*TASK TO COMPLETE*: Your task is to filter the data below down to the lines holding "yang".

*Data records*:
---+---

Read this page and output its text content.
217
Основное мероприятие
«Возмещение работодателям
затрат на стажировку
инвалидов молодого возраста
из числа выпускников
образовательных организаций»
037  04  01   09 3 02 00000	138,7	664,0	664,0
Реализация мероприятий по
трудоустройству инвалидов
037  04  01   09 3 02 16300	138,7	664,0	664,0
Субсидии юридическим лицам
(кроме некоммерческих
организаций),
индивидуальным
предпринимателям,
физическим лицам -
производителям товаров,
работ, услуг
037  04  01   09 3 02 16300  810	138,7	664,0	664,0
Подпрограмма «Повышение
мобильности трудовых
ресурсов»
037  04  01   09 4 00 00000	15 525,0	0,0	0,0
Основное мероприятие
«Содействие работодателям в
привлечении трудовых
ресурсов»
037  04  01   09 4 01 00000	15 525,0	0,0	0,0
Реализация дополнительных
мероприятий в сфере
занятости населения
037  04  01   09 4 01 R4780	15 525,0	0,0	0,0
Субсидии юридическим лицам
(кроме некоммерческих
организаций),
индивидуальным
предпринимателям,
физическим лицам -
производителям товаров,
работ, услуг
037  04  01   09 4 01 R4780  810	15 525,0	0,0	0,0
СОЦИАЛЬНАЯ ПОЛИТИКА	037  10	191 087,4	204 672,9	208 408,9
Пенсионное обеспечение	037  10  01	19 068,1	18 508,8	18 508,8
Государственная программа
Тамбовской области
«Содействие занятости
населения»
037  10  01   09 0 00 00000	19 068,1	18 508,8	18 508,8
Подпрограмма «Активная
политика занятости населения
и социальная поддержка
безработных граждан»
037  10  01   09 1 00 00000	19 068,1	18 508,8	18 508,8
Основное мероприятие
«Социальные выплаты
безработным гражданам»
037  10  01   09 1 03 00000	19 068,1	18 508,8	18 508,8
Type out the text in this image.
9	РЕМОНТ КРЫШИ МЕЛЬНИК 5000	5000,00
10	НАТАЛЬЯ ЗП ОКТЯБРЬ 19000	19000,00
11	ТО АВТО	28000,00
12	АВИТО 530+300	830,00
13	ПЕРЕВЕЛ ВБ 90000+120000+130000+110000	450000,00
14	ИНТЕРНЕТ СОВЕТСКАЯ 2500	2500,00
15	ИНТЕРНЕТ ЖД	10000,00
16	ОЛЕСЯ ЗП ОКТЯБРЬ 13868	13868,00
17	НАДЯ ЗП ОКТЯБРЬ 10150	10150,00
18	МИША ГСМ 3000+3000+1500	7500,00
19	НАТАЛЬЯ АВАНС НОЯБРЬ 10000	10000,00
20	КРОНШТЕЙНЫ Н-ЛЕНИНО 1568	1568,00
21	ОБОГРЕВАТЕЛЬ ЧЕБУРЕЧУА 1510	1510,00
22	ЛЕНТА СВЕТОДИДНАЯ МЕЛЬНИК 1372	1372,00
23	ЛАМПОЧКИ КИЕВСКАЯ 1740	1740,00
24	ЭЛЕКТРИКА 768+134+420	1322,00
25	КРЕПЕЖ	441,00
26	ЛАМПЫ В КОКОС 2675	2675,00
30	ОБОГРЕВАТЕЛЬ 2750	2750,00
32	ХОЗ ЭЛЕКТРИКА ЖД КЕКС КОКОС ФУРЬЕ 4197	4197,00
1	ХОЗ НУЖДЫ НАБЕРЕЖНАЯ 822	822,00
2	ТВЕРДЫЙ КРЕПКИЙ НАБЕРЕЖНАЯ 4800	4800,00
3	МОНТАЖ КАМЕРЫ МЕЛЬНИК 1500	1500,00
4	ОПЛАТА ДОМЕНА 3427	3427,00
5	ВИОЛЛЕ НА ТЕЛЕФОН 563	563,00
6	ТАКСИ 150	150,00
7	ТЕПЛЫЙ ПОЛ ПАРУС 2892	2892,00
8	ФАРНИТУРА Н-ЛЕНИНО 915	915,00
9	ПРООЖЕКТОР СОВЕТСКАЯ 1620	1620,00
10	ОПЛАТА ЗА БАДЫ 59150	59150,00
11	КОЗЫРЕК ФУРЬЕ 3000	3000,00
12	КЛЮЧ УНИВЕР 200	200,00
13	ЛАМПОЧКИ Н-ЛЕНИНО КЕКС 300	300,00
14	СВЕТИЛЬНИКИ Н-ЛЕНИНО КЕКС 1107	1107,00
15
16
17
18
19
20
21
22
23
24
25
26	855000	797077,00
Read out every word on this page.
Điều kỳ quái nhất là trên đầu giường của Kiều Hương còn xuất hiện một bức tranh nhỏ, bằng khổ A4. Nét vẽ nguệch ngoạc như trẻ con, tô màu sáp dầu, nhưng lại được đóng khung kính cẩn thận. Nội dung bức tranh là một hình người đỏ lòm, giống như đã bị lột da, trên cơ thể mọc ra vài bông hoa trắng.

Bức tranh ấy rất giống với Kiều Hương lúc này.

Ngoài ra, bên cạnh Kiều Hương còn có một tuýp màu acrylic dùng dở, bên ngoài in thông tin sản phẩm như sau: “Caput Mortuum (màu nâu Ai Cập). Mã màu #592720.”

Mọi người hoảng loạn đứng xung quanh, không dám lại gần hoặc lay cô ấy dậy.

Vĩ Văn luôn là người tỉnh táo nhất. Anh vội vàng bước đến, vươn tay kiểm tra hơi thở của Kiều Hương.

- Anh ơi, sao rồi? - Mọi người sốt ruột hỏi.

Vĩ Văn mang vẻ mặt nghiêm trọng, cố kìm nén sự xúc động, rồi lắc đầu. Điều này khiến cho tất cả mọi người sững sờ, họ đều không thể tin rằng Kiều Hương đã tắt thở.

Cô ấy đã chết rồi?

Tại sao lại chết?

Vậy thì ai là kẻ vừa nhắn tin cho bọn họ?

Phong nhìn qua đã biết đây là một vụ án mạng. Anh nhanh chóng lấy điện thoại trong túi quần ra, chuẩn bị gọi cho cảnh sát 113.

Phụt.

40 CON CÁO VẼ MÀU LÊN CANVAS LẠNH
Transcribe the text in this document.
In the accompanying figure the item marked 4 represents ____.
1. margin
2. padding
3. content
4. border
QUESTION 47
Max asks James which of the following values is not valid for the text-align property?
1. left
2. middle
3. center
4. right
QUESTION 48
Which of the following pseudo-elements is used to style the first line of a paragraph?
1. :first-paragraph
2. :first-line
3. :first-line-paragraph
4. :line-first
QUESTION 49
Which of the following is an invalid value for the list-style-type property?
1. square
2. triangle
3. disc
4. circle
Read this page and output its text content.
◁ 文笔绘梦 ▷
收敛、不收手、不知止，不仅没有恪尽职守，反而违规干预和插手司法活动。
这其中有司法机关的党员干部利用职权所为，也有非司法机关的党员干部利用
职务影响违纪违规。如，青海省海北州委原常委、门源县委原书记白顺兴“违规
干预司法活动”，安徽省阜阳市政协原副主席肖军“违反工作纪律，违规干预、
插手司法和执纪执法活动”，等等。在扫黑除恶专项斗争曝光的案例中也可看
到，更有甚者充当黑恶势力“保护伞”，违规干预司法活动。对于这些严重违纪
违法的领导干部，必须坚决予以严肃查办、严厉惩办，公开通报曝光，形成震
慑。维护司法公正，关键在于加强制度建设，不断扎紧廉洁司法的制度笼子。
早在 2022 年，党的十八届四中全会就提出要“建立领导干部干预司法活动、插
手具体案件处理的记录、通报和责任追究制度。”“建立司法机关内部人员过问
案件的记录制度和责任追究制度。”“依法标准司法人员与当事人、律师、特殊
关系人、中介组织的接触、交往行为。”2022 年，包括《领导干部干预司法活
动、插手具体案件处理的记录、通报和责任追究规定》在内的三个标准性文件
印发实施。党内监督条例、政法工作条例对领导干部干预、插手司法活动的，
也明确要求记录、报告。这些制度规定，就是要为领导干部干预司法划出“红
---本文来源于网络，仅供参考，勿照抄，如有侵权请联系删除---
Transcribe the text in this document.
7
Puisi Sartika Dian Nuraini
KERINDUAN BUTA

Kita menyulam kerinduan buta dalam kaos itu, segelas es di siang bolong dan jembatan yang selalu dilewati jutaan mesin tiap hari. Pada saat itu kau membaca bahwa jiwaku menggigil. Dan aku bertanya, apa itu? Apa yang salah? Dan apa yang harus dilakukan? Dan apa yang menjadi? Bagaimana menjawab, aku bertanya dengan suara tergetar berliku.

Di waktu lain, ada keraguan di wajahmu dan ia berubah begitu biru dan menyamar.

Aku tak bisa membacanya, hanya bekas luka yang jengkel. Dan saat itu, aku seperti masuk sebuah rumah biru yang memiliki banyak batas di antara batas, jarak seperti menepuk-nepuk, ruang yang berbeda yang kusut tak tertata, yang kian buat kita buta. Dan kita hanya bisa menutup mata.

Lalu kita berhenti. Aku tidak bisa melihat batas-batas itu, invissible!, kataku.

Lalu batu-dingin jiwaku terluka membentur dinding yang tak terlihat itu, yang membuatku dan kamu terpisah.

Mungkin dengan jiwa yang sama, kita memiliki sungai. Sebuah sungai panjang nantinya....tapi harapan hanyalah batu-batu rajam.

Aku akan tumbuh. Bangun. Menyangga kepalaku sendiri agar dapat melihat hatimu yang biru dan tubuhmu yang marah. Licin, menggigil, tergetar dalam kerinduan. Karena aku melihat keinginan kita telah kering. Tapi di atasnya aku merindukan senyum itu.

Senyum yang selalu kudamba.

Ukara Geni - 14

---+---

*SOLUTION TO THIS PROBLEM*:
Kita menyulam kerinduan buta dalam kaos itu, segelas es di siang bolong dan jembatan yang selalu dilewati jutaan mesin tiap hari. Pada saat itu kau membaca bahwa jiwaku menggigil. Dan aku bertanya, apa itu? Apa yang salah? Dan apa yang harus dilakukan? Dan apa yang menjadi? Bagaimana menjawab, aku bertanya dengan suara tergetar berliku.
Aku tak bisa membacanya, hanya bekas luka yang jengkel. Dan saat itu, aku seperti masuk sebuah rumah biru yang memiliki banyak batas di antara batas, jarak seperti menepuk-nepuk, ruang yang berbeda yang kusut tak tertata, yang kian buat kita buta. Dan kita hanya bisa menutup mata.
Lalu batu-dingin jiwaku terluka membentur dinding yang tak terlihat itu, yang membuatku dan kamu terpisah.
Mungkin dengan jiwa yang sama, kita memiliki sungai. Sebuah sungai panjang nantinya....tapi harapan hanyalah batu-batu rajam.
Aku akan tumbuh. Bangun. Menyangga kepalaku sendiri agar dapat melihat hatimu yang biru dan tubuhmu yang marah. Licin, menggigil, tergetar dalam kerinduan. Karena aku melihat keinginan kita telah kering. Tapi di atasnya aku merindukan senyum itu.
Senyum yang selalu kudamba.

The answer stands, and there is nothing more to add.